◆ Supplied text:
--- Start ---

A branch may be a case a bit like an indexed write where the final instruction state must be reserved in case a page is crossed. In the case of a branch, the next instruction isn't known to have started until it's known that there's no page crossing. The following instruction after a taken branch doesn't have a normal first cycle. And so a taken branch doesn't have a 'final' state, and so it wouldn't be interruptible. Instead it begins the interrupt handler during T2, which means the NMI needs to enter the chip a bit earlier than the usual case in order to catch the window. We see that the other way around: the interrupt appears to have been deferred.

Hope this makes some degree of sense!

Cheers
Ed

HiassofT · Post by **HiassofT** » Mon Sep 13, 2010 8:54 pm

HiassofT wrote:

BigDumbDinosaur wrote:

After reading your analysis and looking at the logic graphs, I have to wonder if this characteristic was carried over the the 65C02 and 65816. As you say, it appears to be harmless, but does have some perceptible effect on interrupt latency.

I had another idea: I have an Atari 800 (which uses the original 6502) at my parent's home, and just remembered that I bought a 65(C?)02 some 20 years ago for a SBC I wanted to create (but never finished it). I'll be visiting my parents next weekend, so I can check if this really is a 2MHz 65C02 and if yes take it all home, put the 65C02 into the Atari and run some tests.

--- End ---

◆ Data listing:
--- Start ---

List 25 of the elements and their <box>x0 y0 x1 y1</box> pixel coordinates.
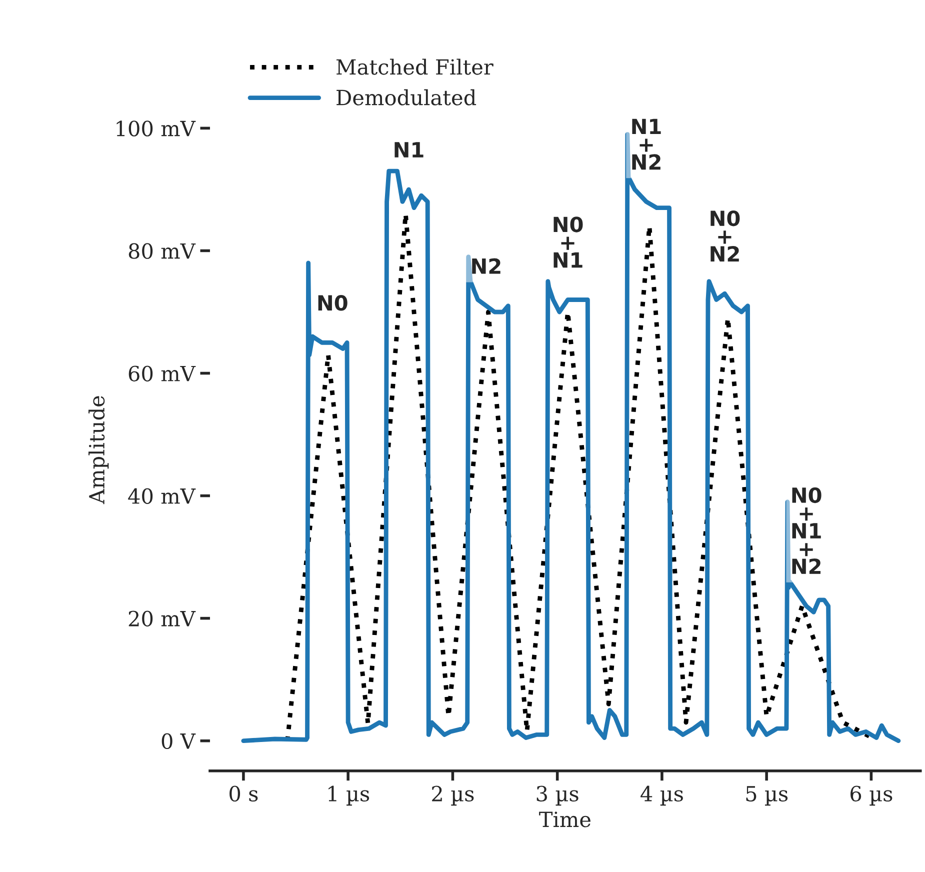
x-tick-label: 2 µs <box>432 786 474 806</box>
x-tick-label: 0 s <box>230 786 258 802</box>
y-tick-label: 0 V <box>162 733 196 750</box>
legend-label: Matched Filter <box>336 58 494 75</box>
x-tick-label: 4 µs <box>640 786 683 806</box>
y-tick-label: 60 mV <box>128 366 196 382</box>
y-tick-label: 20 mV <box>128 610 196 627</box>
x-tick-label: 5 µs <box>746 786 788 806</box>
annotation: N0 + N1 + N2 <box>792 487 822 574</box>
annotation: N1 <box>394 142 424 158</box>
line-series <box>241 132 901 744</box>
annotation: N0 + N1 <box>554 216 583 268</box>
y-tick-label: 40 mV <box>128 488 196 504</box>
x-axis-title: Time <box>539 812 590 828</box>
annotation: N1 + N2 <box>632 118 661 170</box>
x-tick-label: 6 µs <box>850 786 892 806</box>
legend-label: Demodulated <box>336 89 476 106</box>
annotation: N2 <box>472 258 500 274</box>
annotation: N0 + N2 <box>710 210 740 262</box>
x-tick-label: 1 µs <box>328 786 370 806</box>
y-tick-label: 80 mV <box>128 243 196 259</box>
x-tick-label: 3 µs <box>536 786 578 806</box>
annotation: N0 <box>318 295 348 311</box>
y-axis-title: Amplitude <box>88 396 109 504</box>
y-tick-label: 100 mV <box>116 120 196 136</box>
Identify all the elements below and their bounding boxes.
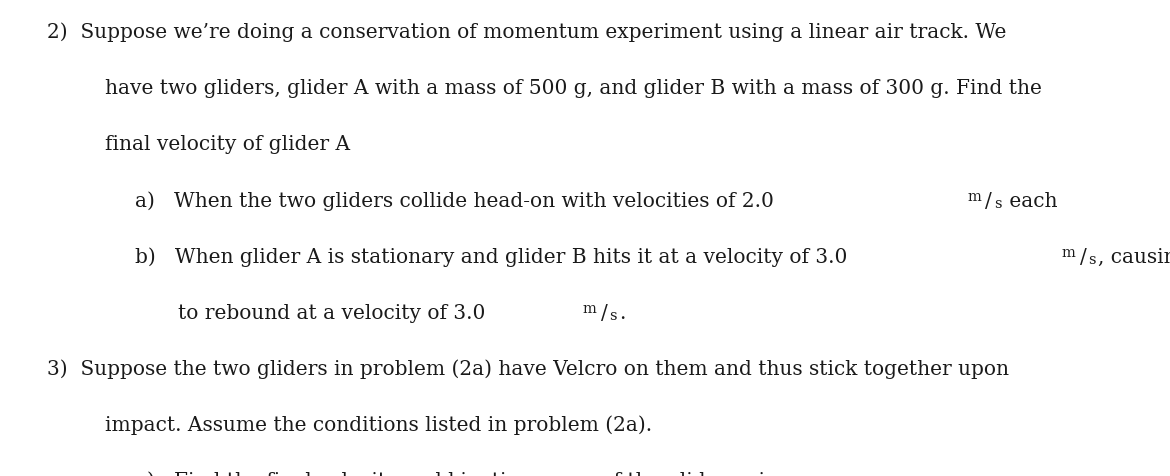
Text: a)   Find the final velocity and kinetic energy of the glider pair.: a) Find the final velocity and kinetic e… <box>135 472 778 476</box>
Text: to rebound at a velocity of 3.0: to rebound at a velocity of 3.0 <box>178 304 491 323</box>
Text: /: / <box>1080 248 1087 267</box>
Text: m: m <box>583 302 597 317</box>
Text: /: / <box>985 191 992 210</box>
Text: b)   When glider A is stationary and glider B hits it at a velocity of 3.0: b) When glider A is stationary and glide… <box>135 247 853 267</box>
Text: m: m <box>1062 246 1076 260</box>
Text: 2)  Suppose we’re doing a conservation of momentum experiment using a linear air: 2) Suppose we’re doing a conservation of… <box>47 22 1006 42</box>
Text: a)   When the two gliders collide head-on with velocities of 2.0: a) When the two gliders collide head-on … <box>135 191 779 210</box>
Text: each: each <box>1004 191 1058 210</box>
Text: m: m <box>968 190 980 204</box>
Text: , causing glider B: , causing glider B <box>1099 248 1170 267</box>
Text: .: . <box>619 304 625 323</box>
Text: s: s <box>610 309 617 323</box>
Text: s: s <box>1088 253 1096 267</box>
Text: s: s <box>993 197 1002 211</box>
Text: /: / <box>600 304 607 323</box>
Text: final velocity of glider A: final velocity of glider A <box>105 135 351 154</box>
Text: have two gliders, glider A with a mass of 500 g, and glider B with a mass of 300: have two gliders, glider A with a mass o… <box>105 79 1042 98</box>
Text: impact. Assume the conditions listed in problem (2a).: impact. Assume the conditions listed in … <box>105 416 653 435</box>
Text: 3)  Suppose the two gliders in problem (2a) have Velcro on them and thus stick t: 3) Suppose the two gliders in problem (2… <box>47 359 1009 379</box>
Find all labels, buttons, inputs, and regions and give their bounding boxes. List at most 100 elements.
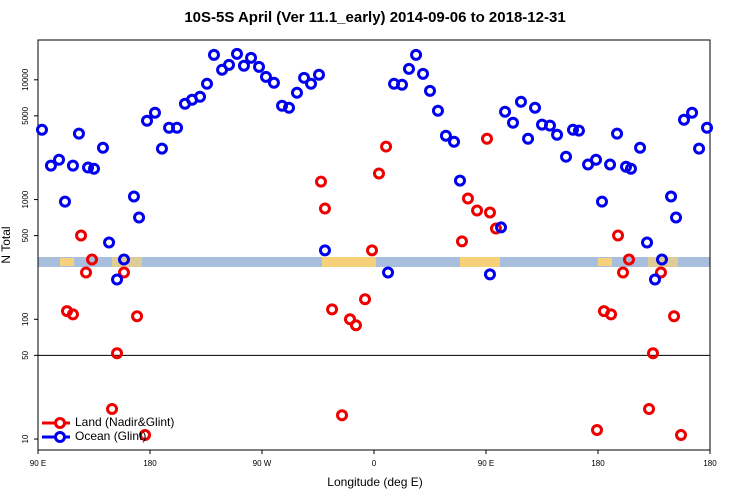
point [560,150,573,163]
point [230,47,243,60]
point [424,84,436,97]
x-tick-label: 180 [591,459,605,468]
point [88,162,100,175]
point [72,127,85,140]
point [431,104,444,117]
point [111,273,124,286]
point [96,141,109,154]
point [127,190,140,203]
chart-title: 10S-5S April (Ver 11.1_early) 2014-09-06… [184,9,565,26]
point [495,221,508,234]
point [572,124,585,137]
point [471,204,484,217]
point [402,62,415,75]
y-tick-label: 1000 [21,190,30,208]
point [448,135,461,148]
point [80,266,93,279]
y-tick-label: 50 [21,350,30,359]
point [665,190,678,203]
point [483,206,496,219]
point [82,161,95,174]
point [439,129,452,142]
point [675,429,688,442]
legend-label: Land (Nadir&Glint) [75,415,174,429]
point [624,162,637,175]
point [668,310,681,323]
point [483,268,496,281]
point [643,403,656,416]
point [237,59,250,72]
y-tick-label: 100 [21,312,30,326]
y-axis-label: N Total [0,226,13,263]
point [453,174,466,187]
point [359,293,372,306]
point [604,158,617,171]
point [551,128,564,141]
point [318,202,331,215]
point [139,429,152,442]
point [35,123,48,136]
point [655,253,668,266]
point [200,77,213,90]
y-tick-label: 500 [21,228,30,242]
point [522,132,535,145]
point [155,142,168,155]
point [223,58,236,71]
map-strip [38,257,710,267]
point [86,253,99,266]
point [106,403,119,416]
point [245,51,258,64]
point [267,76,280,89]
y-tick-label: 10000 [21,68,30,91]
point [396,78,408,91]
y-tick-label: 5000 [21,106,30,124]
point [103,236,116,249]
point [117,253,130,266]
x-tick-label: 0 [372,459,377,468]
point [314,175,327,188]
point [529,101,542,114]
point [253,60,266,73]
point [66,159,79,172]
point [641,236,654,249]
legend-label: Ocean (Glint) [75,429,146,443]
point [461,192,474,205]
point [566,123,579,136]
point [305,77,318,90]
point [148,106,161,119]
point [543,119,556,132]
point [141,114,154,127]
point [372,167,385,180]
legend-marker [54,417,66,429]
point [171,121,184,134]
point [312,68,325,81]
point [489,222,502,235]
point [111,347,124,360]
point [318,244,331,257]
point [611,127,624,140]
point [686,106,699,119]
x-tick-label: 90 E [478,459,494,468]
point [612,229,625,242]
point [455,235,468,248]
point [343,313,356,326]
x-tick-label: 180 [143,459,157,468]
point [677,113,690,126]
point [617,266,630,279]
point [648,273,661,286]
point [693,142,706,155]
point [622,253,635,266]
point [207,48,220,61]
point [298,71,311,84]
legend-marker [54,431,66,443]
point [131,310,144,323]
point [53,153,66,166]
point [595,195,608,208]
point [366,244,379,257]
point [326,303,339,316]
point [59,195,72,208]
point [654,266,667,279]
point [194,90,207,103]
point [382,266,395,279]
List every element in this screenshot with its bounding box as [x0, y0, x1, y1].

--- End ---
--- Start ---

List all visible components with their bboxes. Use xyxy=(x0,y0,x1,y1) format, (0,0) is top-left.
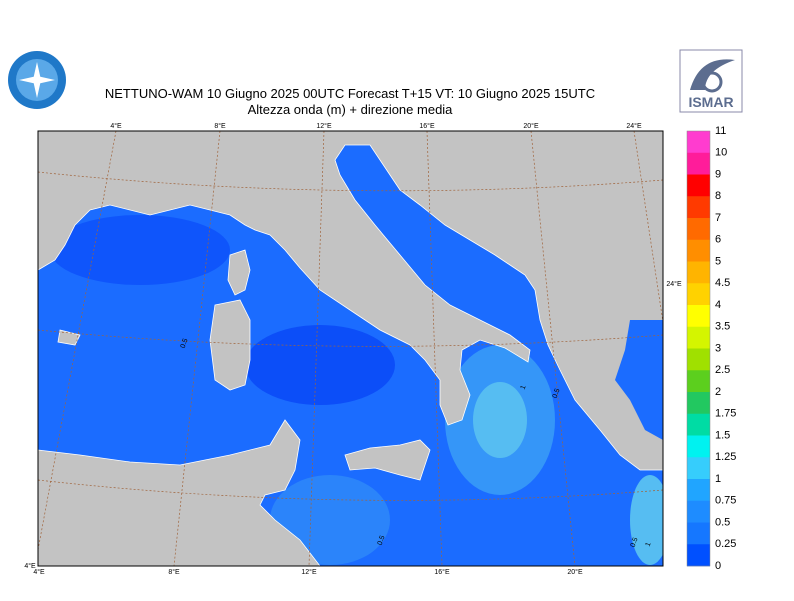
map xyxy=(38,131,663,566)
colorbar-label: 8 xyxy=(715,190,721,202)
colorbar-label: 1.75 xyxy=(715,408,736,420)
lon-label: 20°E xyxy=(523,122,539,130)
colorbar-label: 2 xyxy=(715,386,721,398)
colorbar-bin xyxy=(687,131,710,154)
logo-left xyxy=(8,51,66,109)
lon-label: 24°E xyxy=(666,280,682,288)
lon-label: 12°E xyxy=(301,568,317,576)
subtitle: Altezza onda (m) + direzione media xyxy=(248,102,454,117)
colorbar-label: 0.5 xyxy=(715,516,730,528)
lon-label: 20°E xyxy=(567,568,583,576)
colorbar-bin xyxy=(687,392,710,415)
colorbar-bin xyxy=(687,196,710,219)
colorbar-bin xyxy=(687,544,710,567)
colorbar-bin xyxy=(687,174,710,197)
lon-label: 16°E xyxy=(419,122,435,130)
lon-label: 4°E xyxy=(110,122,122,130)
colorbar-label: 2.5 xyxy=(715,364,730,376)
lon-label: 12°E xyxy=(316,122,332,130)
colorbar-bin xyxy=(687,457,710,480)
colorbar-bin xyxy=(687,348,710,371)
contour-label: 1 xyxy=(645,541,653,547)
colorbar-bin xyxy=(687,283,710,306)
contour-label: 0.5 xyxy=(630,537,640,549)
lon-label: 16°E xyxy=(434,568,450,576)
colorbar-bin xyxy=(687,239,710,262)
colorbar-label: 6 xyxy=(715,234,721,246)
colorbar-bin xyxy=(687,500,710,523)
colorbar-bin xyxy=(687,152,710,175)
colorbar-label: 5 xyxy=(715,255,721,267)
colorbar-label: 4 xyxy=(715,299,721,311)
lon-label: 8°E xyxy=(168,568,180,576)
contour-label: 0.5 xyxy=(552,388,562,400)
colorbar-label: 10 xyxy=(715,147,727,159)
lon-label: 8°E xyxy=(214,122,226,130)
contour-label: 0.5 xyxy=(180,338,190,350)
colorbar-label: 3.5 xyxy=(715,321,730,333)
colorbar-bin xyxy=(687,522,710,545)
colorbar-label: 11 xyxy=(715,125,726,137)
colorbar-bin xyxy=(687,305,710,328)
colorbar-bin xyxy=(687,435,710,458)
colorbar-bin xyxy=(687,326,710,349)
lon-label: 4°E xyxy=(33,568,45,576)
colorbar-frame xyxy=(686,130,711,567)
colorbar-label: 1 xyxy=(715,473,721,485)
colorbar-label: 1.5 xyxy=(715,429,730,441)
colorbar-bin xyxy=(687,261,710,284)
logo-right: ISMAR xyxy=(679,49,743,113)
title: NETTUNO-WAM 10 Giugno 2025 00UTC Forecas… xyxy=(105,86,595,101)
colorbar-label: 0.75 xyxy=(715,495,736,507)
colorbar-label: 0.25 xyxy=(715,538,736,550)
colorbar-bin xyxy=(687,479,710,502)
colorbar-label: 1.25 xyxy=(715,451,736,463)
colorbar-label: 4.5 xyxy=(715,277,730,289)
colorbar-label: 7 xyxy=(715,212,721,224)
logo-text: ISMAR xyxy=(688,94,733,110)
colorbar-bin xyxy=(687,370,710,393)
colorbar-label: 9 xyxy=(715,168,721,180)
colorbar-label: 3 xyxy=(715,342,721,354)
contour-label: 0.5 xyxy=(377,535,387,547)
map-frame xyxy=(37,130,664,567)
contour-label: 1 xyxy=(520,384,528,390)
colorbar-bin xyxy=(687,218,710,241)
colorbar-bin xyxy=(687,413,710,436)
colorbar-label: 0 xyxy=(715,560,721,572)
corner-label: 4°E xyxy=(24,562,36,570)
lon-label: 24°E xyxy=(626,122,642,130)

--- End ---
--- Start ---

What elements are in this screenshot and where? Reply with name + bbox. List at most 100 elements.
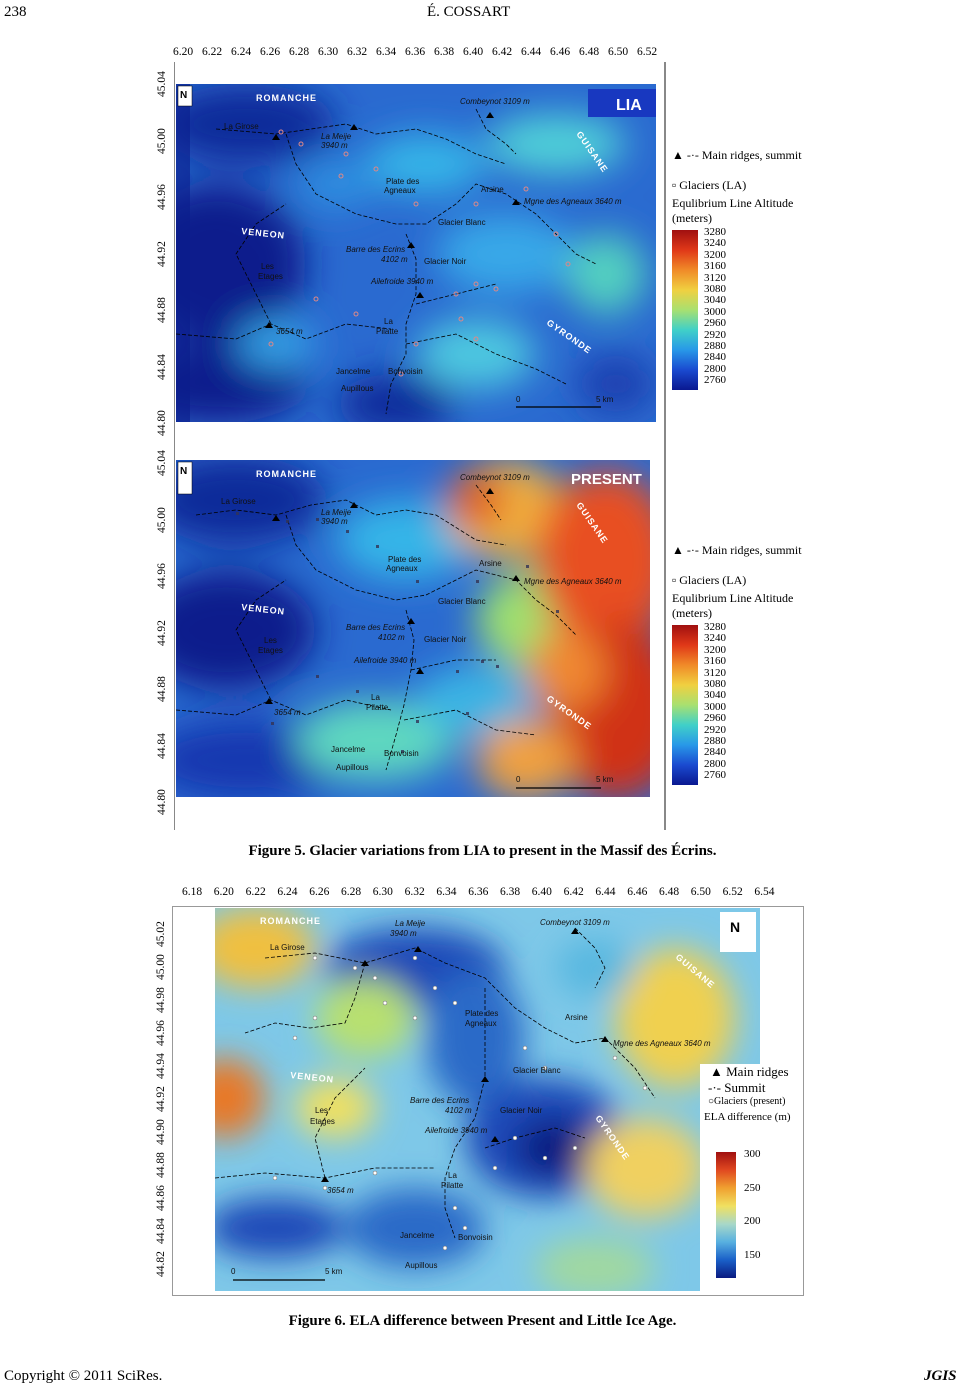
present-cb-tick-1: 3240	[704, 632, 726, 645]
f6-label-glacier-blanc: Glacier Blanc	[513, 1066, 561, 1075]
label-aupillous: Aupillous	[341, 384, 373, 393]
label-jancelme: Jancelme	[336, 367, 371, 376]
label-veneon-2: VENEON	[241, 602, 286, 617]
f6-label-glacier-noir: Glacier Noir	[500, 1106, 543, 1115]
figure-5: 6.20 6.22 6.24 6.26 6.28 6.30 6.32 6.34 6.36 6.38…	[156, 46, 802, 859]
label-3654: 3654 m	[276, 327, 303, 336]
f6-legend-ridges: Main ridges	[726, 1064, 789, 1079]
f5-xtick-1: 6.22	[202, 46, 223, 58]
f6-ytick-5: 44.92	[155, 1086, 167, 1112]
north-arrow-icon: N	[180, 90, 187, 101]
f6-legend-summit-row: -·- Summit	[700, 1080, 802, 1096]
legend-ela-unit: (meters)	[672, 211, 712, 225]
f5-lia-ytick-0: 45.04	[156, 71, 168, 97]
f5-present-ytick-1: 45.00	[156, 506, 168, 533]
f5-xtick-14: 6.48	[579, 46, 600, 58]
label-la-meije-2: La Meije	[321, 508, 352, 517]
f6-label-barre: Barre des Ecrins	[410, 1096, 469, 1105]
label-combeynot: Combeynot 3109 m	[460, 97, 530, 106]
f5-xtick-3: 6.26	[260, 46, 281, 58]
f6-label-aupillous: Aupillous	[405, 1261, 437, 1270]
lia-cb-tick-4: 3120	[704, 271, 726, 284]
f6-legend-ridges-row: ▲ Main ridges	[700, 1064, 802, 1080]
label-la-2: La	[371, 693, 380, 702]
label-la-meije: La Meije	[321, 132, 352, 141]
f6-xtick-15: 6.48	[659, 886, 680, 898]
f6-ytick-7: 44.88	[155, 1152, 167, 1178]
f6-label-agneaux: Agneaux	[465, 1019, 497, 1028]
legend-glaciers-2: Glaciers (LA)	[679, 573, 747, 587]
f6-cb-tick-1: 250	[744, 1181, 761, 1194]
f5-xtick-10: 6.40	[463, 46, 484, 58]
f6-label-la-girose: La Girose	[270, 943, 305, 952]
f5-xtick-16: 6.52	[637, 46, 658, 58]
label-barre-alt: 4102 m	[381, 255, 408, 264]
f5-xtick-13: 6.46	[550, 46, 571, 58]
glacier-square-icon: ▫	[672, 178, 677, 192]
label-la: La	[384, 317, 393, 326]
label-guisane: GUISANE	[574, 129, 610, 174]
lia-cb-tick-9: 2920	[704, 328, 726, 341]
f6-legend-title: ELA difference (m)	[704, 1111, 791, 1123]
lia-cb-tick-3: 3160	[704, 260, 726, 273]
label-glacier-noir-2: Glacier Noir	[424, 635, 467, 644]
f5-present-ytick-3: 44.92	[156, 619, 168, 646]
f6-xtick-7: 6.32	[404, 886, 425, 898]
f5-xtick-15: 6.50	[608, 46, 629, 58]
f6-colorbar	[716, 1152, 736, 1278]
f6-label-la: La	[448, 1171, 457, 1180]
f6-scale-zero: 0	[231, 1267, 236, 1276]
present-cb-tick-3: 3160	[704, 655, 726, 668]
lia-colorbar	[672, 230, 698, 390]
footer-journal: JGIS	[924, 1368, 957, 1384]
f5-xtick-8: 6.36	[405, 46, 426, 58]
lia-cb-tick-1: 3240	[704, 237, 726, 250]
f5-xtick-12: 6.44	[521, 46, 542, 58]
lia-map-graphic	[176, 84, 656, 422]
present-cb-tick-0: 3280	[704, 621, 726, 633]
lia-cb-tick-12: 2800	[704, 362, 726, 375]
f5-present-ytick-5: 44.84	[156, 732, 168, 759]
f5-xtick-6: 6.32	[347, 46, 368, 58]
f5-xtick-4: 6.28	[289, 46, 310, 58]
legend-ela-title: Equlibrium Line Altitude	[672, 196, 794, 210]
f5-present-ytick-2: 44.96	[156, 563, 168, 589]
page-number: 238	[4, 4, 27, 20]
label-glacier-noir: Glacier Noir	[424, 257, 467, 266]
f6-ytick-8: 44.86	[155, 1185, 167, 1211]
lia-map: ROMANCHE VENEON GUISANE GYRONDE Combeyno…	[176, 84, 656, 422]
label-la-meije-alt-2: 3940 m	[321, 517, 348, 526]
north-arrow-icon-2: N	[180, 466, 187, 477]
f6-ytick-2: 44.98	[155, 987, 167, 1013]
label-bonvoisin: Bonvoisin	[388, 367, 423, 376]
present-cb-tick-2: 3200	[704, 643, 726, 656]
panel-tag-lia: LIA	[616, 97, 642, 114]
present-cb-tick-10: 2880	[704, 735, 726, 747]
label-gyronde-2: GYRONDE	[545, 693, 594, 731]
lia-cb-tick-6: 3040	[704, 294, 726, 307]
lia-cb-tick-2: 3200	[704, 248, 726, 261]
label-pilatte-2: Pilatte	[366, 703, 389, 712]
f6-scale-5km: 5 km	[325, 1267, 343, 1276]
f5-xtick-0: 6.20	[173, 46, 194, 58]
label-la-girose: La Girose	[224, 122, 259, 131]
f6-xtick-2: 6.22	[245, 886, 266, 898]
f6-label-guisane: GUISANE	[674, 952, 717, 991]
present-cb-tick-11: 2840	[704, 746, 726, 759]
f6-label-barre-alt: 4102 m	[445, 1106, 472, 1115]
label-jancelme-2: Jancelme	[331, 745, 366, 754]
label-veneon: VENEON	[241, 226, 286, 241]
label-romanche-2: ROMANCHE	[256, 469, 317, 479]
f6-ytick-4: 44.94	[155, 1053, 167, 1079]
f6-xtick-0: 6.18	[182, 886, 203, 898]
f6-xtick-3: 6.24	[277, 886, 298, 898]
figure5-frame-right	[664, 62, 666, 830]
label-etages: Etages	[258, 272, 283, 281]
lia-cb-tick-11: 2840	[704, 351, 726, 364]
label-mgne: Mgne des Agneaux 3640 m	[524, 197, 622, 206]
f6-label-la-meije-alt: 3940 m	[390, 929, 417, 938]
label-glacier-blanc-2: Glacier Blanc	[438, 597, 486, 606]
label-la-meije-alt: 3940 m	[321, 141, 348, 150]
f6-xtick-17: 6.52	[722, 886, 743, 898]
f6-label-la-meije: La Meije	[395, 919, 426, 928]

--- End ---

◆ To do:
**1)** Using the forum thread above, answer these questions:
(a) During which cycle does the interrupt handler begin when a branch is taken?
(b) Which processor does the Atari 800 use?
(c) Which two chips does BigDumbDinosaur wonder about?
**2)** Set down the part of the forum thread from "Hope this makes" up to and including "run some tests.", word for word.

◆ In response:
**1)**
(a) T2
(b) The original 6502
(c) The 65C02 and the 65816

**2)**
Hope this makes some degree of sense!

Cheers
Ed

HiassofT · Post by **HiassofT** » Mon Sep 13, 2010 8:54 pm

HiassofT wrote:

BigDumbDinosaur wrote:

After reading your analysis and looking at the logic graphs, I have to wonder if this characteristic was carried over the the 65C02 and 65816. As you say, it appears to be harmless, but does have some perceptible effect on interrupt latency.

I had another idea: I have an Atari 800 (which uses the original 6502) at my parent's home, and just remembered that I bought a 65(C?)02 some 20 years ago for a SBC I wanted to create (but never finished it). I'll be visiting my parents next weekend, so I can check if this really is a 2MHz 65C02 and if yes take it all home, put the 65C02 into the Atari and run some tests.